# Raw records

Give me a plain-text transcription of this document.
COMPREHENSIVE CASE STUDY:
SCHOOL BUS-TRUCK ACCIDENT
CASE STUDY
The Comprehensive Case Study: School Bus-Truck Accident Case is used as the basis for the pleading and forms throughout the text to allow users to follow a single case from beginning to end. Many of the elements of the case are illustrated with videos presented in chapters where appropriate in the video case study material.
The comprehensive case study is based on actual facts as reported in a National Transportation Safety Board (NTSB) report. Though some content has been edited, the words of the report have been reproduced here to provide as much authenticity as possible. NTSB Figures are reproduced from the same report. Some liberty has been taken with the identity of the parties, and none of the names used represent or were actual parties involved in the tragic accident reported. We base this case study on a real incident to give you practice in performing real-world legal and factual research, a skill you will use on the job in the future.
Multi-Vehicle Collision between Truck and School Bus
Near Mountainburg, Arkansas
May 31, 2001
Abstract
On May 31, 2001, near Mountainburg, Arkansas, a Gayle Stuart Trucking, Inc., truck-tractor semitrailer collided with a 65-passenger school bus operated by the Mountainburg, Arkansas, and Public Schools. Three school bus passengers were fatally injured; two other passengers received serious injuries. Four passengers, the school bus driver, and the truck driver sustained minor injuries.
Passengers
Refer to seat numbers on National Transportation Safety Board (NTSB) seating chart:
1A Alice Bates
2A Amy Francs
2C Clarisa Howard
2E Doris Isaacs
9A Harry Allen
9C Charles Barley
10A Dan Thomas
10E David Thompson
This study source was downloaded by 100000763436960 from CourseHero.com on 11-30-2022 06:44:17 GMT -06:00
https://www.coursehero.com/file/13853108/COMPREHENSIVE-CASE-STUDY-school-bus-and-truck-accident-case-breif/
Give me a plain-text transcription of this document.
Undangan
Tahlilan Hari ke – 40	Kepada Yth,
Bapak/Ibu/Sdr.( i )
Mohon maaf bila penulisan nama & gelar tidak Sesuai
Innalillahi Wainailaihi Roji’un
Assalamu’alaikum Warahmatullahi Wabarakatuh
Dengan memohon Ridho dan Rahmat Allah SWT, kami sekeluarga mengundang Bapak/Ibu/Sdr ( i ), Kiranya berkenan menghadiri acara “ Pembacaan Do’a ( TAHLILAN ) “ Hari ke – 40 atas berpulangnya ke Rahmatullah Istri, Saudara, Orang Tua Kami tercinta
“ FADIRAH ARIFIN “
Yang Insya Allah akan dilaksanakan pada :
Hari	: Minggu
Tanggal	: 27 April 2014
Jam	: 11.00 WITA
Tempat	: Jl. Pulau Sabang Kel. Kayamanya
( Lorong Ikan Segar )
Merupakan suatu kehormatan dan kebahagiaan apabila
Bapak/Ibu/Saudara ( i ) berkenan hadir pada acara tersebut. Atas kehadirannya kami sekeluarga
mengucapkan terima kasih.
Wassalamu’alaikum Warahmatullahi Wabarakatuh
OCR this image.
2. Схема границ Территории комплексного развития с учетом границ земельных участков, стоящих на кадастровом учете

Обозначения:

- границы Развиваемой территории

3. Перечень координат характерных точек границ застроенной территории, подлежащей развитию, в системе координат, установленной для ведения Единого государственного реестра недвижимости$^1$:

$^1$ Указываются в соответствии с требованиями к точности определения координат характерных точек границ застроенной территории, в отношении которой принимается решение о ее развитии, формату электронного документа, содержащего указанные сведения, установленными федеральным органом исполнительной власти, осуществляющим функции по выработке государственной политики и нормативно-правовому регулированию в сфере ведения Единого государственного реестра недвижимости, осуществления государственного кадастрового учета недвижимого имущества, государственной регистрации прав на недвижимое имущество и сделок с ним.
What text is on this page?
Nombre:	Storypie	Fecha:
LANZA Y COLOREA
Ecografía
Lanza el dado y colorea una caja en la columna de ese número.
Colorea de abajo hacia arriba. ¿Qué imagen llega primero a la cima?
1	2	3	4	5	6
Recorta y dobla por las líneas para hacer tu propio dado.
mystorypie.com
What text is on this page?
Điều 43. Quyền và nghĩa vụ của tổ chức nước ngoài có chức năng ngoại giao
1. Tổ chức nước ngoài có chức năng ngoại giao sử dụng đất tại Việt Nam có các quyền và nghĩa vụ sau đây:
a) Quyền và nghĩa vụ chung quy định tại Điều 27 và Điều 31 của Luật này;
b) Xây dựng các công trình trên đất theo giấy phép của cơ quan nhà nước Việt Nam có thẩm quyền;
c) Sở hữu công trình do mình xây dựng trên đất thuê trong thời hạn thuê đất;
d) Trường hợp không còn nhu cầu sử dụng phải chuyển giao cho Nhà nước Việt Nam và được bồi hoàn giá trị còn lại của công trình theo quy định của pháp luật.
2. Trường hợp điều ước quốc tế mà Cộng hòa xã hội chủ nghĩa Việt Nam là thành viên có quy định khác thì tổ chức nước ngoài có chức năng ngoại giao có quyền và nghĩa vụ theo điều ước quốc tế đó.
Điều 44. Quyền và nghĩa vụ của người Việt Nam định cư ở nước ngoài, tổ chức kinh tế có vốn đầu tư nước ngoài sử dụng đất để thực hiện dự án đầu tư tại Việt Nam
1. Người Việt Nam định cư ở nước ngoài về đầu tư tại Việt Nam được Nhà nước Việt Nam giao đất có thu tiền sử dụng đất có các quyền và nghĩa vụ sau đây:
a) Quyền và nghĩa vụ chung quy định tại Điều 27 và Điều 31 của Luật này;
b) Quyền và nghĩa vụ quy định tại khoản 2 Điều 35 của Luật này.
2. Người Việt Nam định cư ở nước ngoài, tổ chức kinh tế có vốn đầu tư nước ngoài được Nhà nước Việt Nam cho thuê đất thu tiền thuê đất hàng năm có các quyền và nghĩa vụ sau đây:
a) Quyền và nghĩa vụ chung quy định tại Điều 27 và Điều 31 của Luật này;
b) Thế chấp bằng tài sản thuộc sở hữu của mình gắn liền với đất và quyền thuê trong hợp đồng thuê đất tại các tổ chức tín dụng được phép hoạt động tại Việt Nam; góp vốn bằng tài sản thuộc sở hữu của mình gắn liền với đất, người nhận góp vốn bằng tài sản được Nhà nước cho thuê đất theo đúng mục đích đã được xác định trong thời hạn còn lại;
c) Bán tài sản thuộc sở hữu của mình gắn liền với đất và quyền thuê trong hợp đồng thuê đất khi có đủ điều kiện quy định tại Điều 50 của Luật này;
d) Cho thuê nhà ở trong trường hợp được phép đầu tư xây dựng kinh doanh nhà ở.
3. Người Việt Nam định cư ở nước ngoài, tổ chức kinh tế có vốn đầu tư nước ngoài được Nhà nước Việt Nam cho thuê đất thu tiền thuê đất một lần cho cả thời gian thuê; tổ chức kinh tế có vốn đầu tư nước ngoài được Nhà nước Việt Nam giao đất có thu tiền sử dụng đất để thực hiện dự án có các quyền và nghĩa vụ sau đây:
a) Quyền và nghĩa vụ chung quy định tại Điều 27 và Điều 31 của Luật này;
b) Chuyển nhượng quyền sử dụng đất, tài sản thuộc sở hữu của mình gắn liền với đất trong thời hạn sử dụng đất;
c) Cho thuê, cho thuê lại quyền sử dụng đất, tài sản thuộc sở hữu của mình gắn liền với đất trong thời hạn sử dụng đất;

# Problem requirements
Print again each line of the listing above, exactly as it appears.

# Output below
Give me a plain-text transcription of this document.
COMPREHENSIVE CASE STUDY:
SCHOOL BUS-TRUCK ACCIDENT
CASE STUDY
The Comprehensive Case Study: School Bus-Truck Accident Case is used as the basis for the pleading and forms throughout the text to allow users to follow a single case from beginning to end. Many of the elements of the case are illustrated with videos presented in chapters where appropriate in the video case study material.
The comprehensive case study is based on actual facts as reported in a National Transportation Safety Board (NTSB) report. Though some content has been edited, the words of the report have been reproduced here to provide as much authenticity as possible. NTSB Figures are reproduced from the same report. Some liberty has been taken with the identity of the parties, and none of the names used represent or were actual parties involved in the tragic accident reported. We base this case study on a real incident to give you practice in performing real-world legal and factual research, a skill you will use on the job in the future.
Multi-Vehicle Collision between Truck and School Bus
Near Mountainburg, Arkansas
May 31, 2001
Abstract
On May 31, 2001, near Mountainburg, Arkansas, a Gayle Stuart Trucking, Inc., truck-tractor semitrailer collided with a 65-passenger school bus operated by the Mountainburg, Arkansas, and Public Schools. Three school bus passengers were fatally injured; two other passengers received serious injuries. Four passengers, the school bus driver, and the truck driver sustained minor injuries.
Passengers
Refer to seat numbers on National Transportation Safety Board (NTSB) seating chart:
1A Alice Bates
2A Amy Francs
2C Clarisa Howard
2E Doris Isaacs
9A Harry Allen
9C Charles Barley
10A Dan Thomas
10E David Thompson
This study source was downloaded by 100000763436960 from CourseHero.com on 11-30-2022 06:44:17 GMT -06:00
https://www.coursehero.com/file/13853108/COMPREHENSIVE-CASE-STUDY-school-bus-and-truck-accident-case-breif/
Give me a plain-text transcription of this document.
Undangan
Tahlilan Hari ke – 40	Kepada Yth,
Bapak/Ibu/Sdr.( i )
Mohon maaf bila penulisan nama & gelar tidak Sesuai
Innalillahi Wainailaihi Roji’un
Assalamu’alaikum Warahmatullahi Wabarakatuh
Dengan memohon Ridho dan Rahmat Allah SWT, kami sekeluarga mengundang Bapak/Ibu/Sdr ( i ), Kiranya berkenan menghadiri acara “ Pembacaan Do’a ( TAHLILAN ) “ Hari ke – 40 atas berpulangnya ke Rahmatullah Istri, Saudara, Orang Tua Kami tercinta
“ FADIRAH ARIFIN “
Yang Insya Allah akan dilaksanakan pada :
Hari	: Minggu
Tanggal	: 27 April 2014
Jam	: 11.00 WITA
Tempat	: Jl. Pulau Sabang Kel. Kayamanya
( Lorong Ikan Segar )
Merupakan suatu kehormatan dan kebahagiaan apabila
Bapak/Ibu/Saudara ( i ) berkenan hadir pada acara tersebut. Atas kehadirannya kami sekeluarga
mengucapkan terima kasih.
Wassalamu’alaikum Warahmatullahi Wabarakatuh
OCR this image.
2. Схема границ Территории комплексного развития с учетом границ земельных участков, стоящих на кадастровом учете

Обозначения:

- границы Развиваемой территории

3. Перечень координат характерных точек границ застроенной территории, подлежащей развитию, в системе координат, установленной для ведения Единого государственного реестра недвижимости$^1$:

$^1$ Указываются в соответствии с требованиями к точности определения координат характерных точек границ застроенной территории, в отношении которой принимается решение о ее развитии, формату электронного документа, содержащего указанные сведения, установленными федеральным органом исполнительной власти, осуществляющим функции по выработке государственной политики и нормативно-правовому регулированию в сфере ведения Единого государственного реестра недвижимости, осуществления государственного кадастрового учета недвижимого имущества, государственной регистрации прав на недвижимое имущество и сделок с ним.
What text is on this page?
Nombre:	Storypie	Fecha:
LANZA Y COLOREA
Ecografía
Lanza el dado y colorea una caja en la columna de ese número.
Colorea de abajo hacia arriba. ¿Qué imagen llega primero a la cima?
1	2	3	4	5	6
Recorta y dobla por las líneas para hacer tu propio dado.
mystorypie.com
What text is on this page?
Điều 43. Quyền và nghĩa vụ của tổ chức nước ngoài có chức năng ngoại giao
1. Tổ chức nước ngoài có chức năng ngoại giao sử dụng đất tại Việt Nam có các quyền và nghĩa vụ sau đây:
a) Quyền và nghĩa vụ chung quy định tại Điều 27 và Điều 31 của Luật này;
b) Xây dựng các công trình trên đất theo giấy phép của cơ quan nhà nước Việt Nam có thẩm quyền;
c) Sở hữu công trình do mình xây dựng trên đất thuê trong thời hạn thuê đất;
d) Trường hợp không còn nhu cầu sử dụng phải chuyển giao cho Nhà nước Việt Nam và được bồi hoàn giá trị còn lại của công trình theo quy định của pháp luật.
2. Trường hợp điều ước quốc tế mà Cộng hòa xã hội chủ nghĩa Việt Nam là thành viên có quy định khác thì tổ chức nước ngoài có chức năng ngoại giao có quyền và nghĩa vụ theo điều ước quốc tế đó.
Điều 44. Quyền và nghĩa vụ của người Việt Nam định cư ở nước ngoài, tổ chức kinh tế có vốn đầu tư nước ngoài sử dụng đất để thực hiện dự án đầu tư tại Việt Nam
1. Người Việt Nam định cư ở nước ngoài về đầu tư tại Việt Nam được Nhà nước Việt Nam giao đất có thu tiền sử dụng đất có các quyền và nghĩa vụ sau đây:
a) Quyền và nghĩa vụ chung quy định tại Điều 27 và Điều 31 của Luật này;
b) Quyền và nghĩa vụ quy định tại khoản 2 Điều 35 của Luật này.
2. Người Việt Nam định cư ở nước ngoài, tổ chức kinh tế có vốn đầu tư nước ngoài được Nhà nước Việt Nam cho thuê đất thu tiền thuê đất hàng năm có các quyền và nghĩa vụ sau đây:
a) Quyền và nghĩa vụ chung quy định tại Điều 27 và Điều 31 của Luật này;
b) Thế chấp bằng tài sản thuộc sở hữu của mình gắn liền với đất và quyền thuê trong hợp đồng thuê đất tại các tổ chức tín dụng được phép hoạt động tại Việt Nam; góp vốn bằng tài sản thuộc sở hữu của mình gắn liền với đất, người nhận góp vốn bằng tài sản được Nhà nước cho thuê đất theo đúng mục đích đã được xác định trong thời hạn còn lại;
c) Bán tài sản thuộc sở hữu của mình gắn liền với đất và quyền thuê trong hợp đồng thuê đất khi có đủ điều kiện quy định tại Điều 50 của Luật này;
d) Cho thuê nhà ở trong trường hợp được phép đầu tư xây dựng kinh doanh nhà ở.
3. Người Việt Nam định cư ở nước ngoài, tổ chức kinh tế có vốn đầu tư nước ngoài được Nhà nước Việt Nam cho thuê đất thu tiền thuê đất một lần cho cả thời gian thuê; tổ chức kinh tế có vốn đầu tư nước ngoài được Nhà nước Việt Nam giao đất có thu tiền sử dụng đất để thực hiện dự án có các quyền và nghĩa vụ sau đây:
a) Quyền và nghĩa vụ chung quy định tại Điều 27 và Điều 31 của Luật này;
b) Chuyển nhượng quyền sử dụng đất, tài sản thuộc sở hữu của mình gắn liền với đất trong thời hạn sử dụng đất;
c) Cho thuê, cho thuê lại quyền sử dụng đất, tài sản thuộc sở hữu của mình gắn liền với đất trong thời hạn sử dụng đất;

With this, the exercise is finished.